**EXERCISE DIRECTIONS**
Within the records below, find each line that holds the string "this", then copy it.

**MATERIAL PROVIDED**
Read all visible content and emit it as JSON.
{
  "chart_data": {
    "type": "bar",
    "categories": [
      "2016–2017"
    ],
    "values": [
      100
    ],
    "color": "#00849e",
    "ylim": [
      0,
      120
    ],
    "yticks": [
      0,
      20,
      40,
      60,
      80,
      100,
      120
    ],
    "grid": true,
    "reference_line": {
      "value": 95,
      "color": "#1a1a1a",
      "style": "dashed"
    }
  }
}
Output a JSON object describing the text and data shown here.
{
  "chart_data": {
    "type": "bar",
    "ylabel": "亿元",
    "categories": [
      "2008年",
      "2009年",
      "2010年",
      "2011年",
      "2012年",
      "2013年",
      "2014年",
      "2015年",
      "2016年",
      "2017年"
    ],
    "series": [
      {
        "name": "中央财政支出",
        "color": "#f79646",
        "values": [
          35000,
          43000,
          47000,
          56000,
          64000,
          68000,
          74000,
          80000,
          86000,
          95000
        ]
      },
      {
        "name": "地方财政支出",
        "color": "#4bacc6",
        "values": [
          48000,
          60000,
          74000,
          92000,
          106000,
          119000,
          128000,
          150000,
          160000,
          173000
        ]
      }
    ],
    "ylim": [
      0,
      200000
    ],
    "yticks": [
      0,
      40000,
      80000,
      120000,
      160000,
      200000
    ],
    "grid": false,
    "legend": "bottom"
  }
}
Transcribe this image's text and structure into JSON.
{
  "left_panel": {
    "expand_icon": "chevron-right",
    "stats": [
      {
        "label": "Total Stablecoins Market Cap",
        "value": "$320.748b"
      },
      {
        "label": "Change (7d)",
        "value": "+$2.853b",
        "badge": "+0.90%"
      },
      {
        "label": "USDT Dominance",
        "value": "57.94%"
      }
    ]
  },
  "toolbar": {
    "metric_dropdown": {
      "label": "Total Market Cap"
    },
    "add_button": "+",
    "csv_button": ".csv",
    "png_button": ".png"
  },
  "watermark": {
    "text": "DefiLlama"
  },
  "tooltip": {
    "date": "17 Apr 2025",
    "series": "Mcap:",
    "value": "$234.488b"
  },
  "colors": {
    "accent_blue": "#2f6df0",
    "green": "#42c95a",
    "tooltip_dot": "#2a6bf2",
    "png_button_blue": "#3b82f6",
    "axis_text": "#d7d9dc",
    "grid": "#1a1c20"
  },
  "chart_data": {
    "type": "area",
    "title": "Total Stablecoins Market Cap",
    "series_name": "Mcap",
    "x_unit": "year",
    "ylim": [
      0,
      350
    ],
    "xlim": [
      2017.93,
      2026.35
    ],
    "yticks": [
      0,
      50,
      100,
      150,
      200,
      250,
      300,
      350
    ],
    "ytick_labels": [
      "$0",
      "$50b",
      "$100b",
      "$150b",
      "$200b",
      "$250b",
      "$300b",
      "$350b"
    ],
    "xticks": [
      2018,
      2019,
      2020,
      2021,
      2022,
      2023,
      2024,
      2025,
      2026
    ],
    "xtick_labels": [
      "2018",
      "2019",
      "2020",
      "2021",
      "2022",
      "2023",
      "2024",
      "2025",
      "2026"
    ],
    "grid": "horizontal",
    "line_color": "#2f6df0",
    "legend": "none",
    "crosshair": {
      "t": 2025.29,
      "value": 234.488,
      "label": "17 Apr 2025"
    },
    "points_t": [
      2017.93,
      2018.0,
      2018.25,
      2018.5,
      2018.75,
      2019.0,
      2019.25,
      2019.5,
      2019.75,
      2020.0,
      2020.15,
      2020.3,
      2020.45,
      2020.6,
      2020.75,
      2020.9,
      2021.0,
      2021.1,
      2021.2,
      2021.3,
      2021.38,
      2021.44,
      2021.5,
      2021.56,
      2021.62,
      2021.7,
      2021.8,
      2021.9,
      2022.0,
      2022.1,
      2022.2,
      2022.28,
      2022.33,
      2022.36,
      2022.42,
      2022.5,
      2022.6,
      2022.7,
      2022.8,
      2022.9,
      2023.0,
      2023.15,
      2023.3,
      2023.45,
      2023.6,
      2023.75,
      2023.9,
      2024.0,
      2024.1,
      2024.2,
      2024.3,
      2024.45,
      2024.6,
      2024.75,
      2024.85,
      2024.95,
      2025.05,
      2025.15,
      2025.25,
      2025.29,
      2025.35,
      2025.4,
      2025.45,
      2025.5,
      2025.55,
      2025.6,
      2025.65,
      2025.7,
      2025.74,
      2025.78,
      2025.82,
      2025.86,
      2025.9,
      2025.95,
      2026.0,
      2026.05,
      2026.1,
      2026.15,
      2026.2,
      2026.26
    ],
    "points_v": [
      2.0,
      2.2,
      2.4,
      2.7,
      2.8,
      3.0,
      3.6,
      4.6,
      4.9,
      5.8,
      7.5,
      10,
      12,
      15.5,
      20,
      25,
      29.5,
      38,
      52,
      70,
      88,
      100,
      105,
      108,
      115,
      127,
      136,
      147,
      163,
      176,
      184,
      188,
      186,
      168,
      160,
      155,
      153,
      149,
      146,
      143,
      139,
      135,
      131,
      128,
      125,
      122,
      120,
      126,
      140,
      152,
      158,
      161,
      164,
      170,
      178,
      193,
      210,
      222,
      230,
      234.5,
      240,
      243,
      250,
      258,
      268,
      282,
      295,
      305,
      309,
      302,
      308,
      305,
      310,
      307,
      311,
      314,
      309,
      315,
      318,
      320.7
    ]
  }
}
==
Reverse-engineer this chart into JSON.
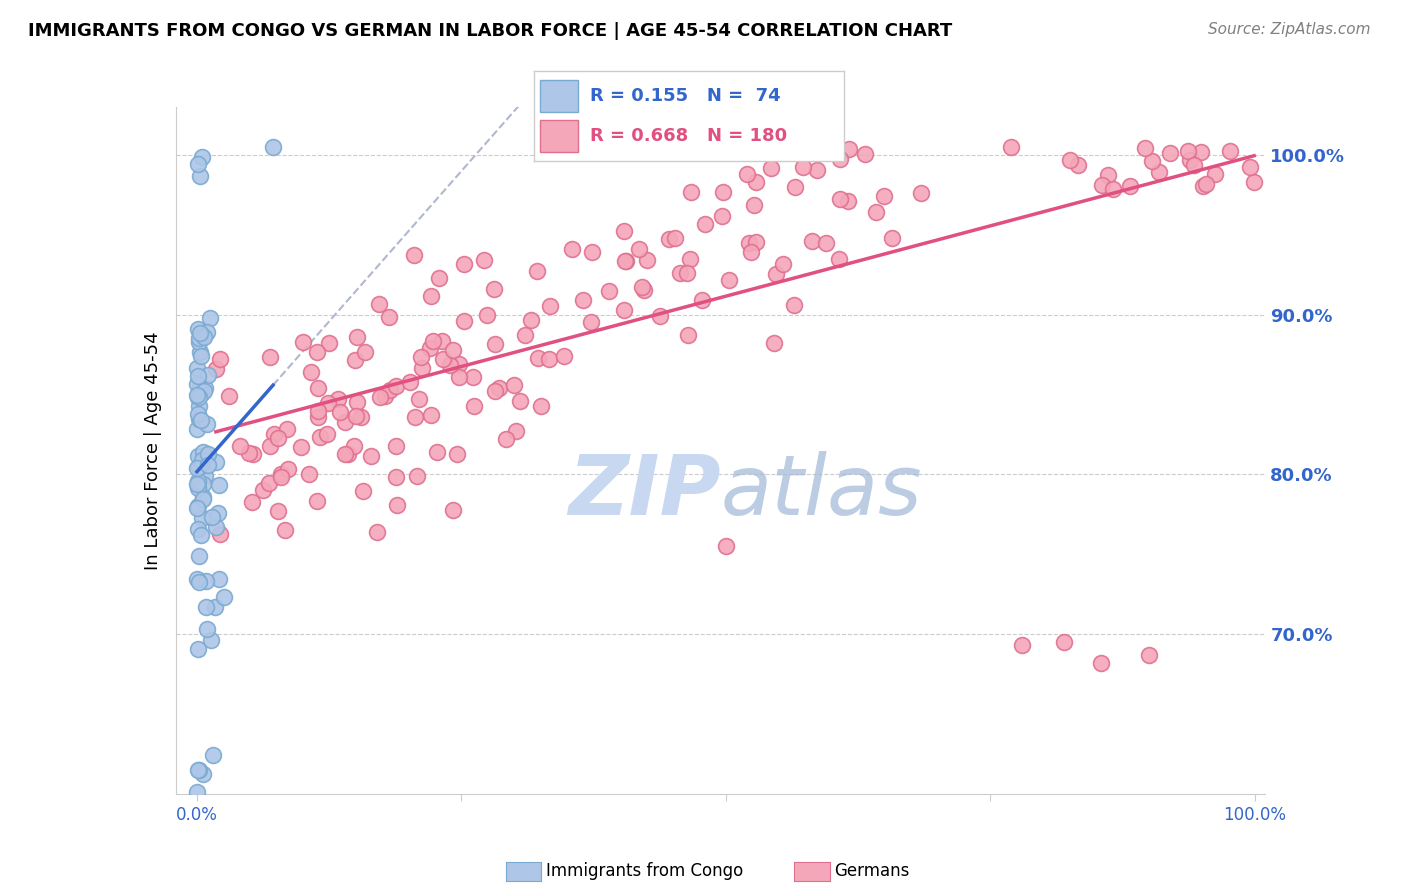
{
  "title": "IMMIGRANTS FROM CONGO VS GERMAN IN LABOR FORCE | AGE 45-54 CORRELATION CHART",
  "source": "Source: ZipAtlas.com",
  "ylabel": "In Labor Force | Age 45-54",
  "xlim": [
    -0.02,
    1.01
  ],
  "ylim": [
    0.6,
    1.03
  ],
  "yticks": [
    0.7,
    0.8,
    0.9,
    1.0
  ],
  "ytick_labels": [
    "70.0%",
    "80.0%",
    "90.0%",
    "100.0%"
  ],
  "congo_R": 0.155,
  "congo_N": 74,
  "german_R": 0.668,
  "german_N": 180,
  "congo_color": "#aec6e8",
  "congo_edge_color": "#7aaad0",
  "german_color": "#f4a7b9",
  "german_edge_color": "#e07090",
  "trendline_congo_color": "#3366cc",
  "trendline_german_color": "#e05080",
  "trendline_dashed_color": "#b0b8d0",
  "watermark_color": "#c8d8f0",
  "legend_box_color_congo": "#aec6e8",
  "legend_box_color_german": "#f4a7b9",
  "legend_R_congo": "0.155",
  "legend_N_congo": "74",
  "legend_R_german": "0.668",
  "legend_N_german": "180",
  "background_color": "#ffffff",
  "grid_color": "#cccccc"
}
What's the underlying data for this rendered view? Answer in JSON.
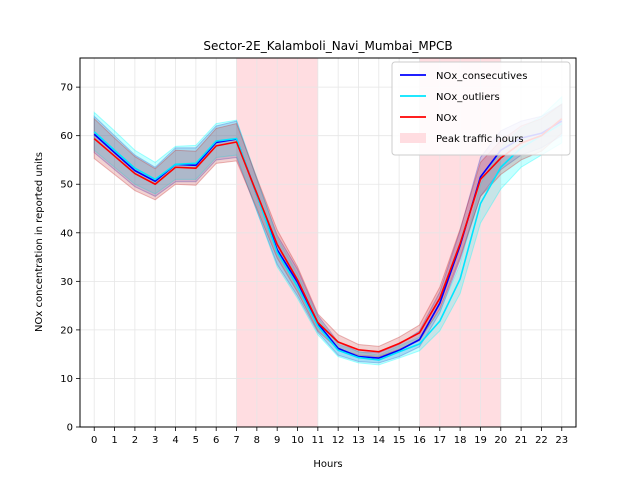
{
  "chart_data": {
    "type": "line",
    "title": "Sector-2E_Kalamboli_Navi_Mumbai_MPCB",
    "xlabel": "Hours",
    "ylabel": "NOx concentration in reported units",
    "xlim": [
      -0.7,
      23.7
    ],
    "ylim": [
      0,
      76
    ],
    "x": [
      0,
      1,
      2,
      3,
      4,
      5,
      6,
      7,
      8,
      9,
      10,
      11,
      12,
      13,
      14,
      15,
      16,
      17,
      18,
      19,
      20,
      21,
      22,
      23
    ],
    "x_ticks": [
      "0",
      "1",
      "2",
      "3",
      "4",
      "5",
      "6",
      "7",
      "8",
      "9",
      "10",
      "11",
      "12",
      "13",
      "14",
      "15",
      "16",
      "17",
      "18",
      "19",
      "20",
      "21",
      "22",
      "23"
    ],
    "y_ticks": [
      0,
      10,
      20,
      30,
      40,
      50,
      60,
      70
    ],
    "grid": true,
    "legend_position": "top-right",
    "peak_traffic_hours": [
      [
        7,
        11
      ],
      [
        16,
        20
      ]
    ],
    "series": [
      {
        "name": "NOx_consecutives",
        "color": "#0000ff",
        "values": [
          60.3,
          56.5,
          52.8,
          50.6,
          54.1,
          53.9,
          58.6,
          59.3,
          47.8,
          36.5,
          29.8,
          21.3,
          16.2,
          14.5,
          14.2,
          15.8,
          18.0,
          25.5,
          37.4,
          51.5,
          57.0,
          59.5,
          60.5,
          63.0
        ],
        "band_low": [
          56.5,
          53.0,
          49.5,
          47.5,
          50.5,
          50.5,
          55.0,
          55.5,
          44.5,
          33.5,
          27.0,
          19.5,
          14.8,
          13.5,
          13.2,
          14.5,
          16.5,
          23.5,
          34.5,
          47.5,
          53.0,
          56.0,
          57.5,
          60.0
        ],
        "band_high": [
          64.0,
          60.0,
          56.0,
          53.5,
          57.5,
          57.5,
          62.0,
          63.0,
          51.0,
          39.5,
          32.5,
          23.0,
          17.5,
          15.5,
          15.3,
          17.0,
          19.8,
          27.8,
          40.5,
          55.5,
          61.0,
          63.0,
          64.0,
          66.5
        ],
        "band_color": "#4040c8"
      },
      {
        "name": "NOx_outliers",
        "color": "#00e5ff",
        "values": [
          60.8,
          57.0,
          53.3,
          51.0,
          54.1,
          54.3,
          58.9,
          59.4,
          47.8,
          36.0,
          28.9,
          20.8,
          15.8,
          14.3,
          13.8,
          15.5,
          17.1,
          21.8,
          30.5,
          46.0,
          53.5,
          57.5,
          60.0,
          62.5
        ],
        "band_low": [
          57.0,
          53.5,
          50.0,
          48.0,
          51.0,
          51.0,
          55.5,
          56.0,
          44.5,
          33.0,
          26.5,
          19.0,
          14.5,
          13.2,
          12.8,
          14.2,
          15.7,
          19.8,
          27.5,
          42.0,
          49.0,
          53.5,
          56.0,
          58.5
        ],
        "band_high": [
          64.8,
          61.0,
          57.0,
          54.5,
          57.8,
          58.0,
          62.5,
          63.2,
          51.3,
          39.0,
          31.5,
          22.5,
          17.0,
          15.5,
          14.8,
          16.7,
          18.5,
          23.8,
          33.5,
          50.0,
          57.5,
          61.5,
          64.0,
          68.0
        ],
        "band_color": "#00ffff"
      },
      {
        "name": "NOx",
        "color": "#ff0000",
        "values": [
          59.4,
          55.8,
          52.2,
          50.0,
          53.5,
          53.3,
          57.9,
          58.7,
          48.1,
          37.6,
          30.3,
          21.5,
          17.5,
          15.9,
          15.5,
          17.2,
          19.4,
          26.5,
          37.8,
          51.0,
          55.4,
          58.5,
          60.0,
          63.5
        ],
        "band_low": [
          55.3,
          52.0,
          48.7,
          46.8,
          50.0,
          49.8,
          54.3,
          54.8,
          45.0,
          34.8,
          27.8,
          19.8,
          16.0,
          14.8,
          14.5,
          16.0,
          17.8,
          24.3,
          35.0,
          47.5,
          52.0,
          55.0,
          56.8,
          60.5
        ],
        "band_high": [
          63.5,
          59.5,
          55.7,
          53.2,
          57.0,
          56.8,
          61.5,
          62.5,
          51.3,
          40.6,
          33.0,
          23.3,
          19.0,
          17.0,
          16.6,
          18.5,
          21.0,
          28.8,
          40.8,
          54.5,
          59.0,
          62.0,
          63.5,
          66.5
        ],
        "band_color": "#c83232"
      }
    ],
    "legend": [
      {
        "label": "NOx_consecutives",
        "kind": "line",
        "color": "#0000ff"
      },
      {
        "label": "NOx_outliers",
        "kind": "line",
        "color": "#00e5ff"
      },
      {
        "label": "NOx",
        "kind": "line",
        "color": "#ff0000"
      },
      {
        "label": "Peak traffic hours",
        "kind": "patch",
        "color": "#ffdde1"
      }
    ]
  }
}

**WORKED ANSWER**
Transcribe this image's text and structure into JSON.
Reverse-engineer this chart into JSON.
What's the underlying data for this rendered view? Answer in JSON.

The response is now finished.